* **REQUEST**: Check each line for the string "child". Give only the count of lines that have it.

----------

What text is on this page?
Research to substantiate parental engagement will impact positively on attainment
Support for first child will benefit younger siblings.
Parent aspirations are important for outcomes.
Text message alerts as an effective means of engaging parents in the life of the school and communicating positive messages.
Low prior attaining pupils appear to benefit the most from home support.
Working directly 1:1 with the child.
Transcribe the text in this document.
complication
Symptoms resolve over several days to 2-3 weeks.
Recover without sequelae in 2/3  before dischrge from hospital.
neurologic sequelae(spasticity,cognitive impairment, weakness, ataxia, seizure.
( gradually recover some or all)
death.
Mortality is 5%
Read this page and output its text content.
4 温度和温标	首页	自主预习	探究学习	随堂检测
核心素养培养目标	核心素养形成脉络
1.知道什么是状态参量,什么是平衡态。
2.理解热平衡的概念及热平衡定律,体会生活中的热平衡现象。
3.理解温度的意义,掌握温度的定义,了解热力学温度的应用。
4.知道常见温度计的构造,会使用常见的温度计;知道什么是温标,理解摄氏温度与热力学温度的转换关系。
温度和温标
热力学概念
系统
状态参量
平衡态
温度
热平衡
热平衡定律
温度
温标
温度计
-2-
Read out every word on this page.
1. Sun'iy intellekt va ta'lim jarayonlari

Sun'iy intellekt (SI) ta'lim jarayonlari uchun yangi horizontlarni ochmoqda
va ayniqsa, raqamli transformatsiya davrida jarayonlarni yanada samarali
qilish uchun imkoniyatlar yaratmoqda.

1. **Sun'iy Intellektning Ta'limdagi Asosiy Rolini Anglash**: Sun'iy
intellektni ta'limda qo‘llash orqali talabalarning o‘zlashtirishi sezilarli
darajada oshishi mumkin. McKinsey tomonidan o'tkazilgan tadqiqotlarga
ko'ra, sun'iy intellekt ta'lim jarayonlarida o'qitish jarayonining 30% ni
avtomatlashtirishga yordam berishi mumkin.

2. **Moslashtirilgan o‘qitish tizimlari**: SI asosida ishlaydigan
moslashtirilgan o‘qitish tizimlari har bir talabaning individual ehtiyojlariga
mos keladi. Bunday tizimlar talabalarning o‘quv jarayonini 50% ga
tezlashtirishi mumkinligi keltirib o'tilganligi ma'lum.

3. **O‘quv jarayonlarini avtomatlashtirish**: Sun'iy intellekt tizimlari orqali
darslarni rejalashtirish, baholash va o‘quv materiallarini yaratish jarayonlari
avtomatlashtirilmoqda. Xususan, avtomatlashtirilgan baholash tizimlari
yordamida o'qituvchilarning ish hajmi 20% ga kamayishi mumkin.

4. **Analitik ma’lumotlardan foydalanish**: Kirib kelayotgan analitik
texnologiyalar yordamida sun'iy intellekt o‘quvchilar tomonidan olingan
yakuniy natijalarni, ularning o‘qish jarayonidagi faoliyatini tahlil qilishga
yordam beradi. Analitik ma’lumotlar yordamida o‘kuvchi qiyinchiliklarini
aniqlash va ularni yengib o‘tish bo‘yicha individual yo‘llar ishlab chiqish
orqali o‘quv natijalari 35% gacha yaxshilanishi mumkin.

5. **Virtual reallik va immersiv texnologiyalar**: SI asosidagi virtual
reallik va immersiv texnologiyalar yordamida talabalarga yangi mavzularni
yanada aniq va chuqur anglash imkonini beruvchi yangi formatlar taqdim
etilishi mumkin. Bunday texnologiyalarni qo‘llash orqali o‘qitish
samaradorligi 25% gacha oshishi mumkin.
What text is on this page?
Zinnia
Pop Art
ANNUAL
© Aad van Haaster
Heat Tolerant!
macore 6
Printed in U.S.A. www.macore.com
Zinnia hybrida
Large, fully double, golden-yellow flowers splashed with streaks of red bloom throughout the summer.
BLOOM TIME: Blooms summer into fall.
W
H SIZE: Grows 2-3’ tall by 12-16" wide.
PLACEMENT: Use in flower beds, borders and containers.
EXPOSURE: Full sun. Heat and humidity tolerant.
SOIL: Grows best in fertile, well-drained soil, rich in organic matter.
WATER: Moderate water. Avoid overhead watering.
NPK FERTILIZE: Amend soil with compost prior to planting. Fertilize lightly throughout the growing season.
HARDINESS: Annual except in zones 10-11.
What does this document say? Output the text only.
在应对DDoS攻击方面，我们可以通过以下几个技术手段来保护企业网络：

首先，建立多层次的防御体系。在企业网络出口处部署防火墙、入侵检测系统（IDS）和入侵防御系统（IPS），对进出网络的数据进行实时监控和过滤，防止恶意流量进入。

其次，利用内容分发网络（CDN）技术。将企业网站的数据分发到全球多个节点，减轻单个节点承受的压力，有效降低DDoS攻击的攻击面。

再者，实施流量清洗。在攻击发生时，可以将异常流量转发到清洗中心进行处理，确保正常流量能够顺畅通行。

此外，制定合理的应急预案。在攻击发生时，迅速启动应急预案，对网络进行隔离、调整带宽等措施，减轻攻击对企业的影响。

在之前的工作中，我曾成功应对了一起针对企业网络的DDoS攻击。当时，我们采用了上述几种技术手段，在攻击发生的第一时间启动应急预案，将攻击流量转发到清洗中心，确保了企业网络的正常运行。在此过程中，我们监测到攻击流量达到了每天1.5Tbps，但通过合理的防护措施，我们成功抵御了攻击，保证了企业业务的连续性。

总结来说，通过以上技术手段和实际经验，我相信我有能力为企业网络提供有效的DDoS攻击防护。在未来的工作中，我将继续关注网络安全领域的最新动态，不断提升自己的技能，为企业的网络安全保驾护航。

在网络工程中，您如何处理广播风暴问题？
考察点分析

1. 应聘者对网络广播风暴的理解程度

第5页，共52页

----------

* **FULL ANSWER**: 2